(Dataset records)

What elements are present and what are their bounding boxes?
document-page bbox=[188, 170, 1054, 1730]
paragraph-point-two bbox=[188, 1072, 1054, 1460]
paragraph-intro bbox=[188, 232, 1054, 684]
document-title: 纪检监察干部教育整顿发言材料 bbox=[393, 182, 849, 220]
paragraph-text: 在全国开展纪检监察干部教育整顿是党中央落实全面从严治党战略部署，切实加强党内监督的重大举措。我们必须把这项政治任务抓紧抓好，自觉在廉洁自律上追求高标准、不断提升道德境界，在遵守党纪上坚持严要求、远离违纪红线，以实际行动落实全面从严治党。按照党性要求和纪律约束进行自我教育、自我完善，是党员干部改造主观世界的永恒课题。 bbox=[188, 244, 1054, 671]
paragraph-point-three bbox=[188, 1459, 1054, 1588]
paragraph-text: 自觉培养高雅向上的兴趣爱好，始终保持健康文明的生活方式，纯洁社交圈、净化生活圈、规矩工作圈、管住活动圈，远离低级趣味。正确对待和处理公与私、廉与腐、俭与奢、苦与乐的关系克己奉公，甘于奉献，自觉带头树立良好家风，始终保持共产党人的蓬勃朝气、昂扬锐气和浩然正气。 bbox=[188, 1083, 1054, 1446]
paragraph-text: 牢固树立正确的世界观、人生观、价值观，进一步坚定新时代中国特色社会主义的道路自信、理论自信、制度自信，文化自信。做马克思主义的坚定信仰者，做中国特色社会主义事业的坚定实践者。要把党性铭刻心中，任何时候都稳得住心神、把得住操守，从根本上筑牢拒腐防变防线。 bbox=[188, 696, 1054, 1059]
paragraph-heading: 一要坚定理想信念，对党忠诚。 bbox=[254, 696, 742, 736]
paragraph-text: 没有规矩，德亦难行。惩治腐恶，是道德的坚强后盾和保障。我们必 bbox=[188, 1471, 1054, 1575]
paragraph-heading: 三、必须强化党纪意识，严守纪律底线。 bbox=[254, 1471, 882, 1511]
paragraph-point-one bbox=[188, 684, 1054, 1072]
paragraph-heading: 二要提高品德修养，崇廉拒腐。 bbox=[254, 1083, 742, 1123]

__The problem__.
Rewrite the material, replacing every instance of "paragraph-text" with "body-text" and leaving everything else untouched.

__Answer to the exercise__.
What elements are present and what are their bounding boxes?
document-page bbox=[188, 170, 1054, 1730]
paragraph-point-two bbox=[188, 1072, 1054, 1460]
paragraph-intro bbox=[188, 232, 1054, 684]
document-title: 纪检监察干部教育整顿发言材料 bbox=[393, 182, 849, 220]
body-text: 在全国开展纪检监察干部教育整顿是党中央落实全面从严治党战略部署，切实加强党内监督的重大举措。我们必须把这项政治任务抓紧抓好，自觉在廉洁自律上追求高标准、不断提升道德境界，在遵守党纪上坚持严要求、远离违纪红线，以实际行动落实全面从严治党。按照党性要求和纪律约束进行自我教育、自我完善，是党员干部改造主观世界的永恒课题。 bbox=[188, 244, 1054, 671]
paragraph-point-three bbox=[188, 1459, 1054, 1588]
body-text: 自觉培养高雅向上的兴趣爱好，始终保持健康文明的生活方式，纯洁社交圈、净化生活圈、规矩工作圈、管住活动圈，远离低级趣味。正确对待和处理公与私、廉与腐、俭与奢、苦与乐的关系克己奉公，甘于奉献，自觉带头树立良好家风，始终保持共产党人的蓬勃朝气、昂扬锐气和浩然正气。 bbox=[188, 1083, 1054, 1446]
body-text: 牢固树立正确的世界观、人生观、价值观，进一步坚定新时代中国特色社会主义的道路自信、理论自信、制度自信，文化自信。做马克思主义的坚定信仰者，做中国特色社会主义事业的坚定实践者。要把党性铭刻心中，任何时候都稳得住心神、把得住操守，从根本上筑牢拒腐防变防线。 bbox=[188, 696, 1054, 1059]
paragraph-heading: 一要坚定理想信念，对党忠诚。 bbox=[254, 696, 742, 736]
body-text: 没有规矩，德亦难行。惩治腐恶，是道德的坚强后盾和保障。我们必 bbox=[188, 1471, 1054, 1575]
paragraph-heading: 三、必须强化党纪意识，严守纪律底线。 bbox=[254, 1471, 882, 1511]
paragraph-point-one bbox=[188, 684, 1054, 1072]
paragraph-heading: 二要提高品德修养，崇廉拒腐。 bbox=[254, 1083, 742, 1123]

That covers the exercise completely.